What to produce: Please print the full listing exactly.

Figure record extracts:
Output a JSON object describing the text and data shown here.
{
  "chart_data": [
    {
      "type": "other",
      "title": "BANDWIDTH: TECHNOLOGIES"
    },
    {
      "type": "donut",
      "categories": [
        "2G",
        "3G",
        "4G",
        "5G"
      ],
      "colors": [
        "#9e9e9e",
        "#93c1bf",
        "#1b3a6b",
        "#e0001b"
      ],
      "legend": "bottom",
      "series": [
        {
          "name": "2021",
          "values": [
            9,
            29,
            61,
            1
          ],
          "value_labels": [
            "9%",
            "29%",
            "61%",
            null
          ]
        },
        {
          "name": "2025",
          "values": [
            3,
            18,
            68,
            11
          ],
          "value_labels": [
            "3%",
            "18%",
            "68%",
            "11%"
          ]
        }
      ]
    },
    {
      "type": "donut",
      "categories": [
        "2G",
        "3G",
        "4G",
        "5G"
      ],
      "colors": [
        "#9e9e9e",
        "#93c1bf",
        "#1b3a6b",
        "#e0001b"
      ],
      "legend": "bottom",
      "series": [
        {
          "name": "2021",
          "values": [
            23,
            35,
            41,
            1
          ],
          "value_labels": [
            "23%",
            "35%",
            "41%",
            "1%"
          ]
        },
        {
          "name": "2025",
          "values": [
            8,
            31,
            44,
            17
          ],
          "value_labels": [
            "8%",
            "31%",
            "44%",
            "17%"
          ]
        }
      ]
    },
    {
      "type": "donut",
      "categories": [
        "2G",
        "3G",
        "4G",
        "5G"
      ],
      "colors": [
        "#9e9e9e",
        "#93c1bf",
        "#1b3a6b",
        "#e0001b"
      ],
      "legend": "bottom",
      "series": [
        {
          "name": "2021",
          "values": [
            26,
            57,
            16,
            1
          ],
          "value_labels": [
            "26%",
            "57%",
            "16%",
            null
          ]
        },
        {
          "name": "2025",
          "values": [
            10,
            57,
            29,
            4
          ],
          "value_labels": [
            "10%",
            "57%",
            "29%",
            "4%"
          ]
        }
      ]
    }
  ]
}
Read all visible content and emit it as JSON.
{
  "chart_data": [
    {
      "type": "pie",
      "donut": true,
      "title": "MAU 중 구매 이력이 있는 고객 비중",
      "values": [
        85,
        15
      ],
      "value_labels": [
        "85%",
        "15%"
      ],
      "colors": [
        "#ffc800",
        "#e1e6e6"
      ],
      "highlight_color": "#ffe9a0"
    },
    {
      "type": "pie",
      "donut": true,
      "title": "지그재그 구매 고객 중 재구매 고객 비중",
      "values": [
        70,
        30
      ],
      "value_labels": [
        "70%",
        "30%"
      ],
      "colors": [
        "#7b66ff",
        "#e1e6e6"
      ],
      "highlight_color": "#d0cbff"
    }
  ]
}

Result of the task:
Output a JSON object describing the text and data shown here.
{
  "chart_data": [
    {
      "type": "other",
      "title": "BANDWIDTH: TECHNOLOGIES"
    },
    {
      "type": "donut",
      "categories": [
        "2G",
        "3G",
        "4G",
        "5G"
      ],
      "colors": [
        "#9e9e9e",
        "#93c1bf",
        "#1b3a6b",
        "#e0001b"
      ],
      "legend": "bottom",
      "series": [
        {
          "name": "2021",
          "values": [
            9,
            29,
            61,
            1
          ],
          "value_labels": [
            "9%",
            "29%",
            "61%",
            null
          ]
        },
        {
          "name": "2025",
          "values": [
            3,
            18,
            68,
            11
          ],
          "value_labels": [
            "3%",
            "18%",
            "68%",
            "11%"
          ]
        }
      ]
    },
    {
      "type": "donut",
      "categories": [
        "2G",
        "3G",
        "4G",
        "5G"
      ],
      "colors": [
        "#9e9e9e",
        "#93c1bf",
        "#1b3a6b",
        "#e0001b"
      ],
      "legend": "bottom",
      "series": [
        {
          "name": "2021",
          "values": [
            23,
            35,
            41,
            1
          ],
          "value_labels": [
            "23%",
            "35%",
            "41%",
            "1%"
          ]
        },
        {
          "name": "2025",
          "values": [
            8,
            31,
            44,
            17
          ],
          "value_labels": [
            "8%",
            "31%",
            "44%",
            "17%"
          ]
        }
      ]
    },
    {
      "type": "donut",
      "categories": [
        "2G",
        "3G",
        "4G",
        "5G"
      ],
      "colors": [
        "#9e9e9e",
        "#93c1bf",
        "#1b3a6b",
        "#e0001b"
      ],
      "legend": "bottom",
      "series": [
        {
          "name": "2021",
          "values": [
            26,
            57,
            16,
            1
          ],
          "value_labels": [
            "26%",
            "57%",
            "16%",
            null
          ]
        },
        {
          "name": "2025",
          "values": [
            10,
            57,
            29,
            4
          ],
          "value_labels": [
            "10%",
            "57%",
            "29%",
            "4%"
          ]
        }
      ]
    }
  ]
}
Read all visible content and emit it as JSON.
{
  "chart_data": [
    {
      "type": "pie",
      "donut": true,
      "title": "MAU 중 구매 이력이 있는 고객 비중",
      "values": [
        85,
        15
      ],
      "value_labels": [
        "85%",
        "15%"
      ],
      "colors": [
        "#ffc800",
        "#e1e6e6"
      ],
      "highlight_color": "#ffe9a0"
    },
    {
      "type": "pie",
      "donut": true,
      "title": "지그재그 구매 고객 중 재구매 고객 비중",
      "values": [
        70,
        30
      ],
      "value_labels": [
        "70%",
        "30%"
      ],
      "colors": [
        "#7b66ff",
        "#e1e6e6"
      ],
      "highlight_color": "#d0cbff"
    }
  ]
}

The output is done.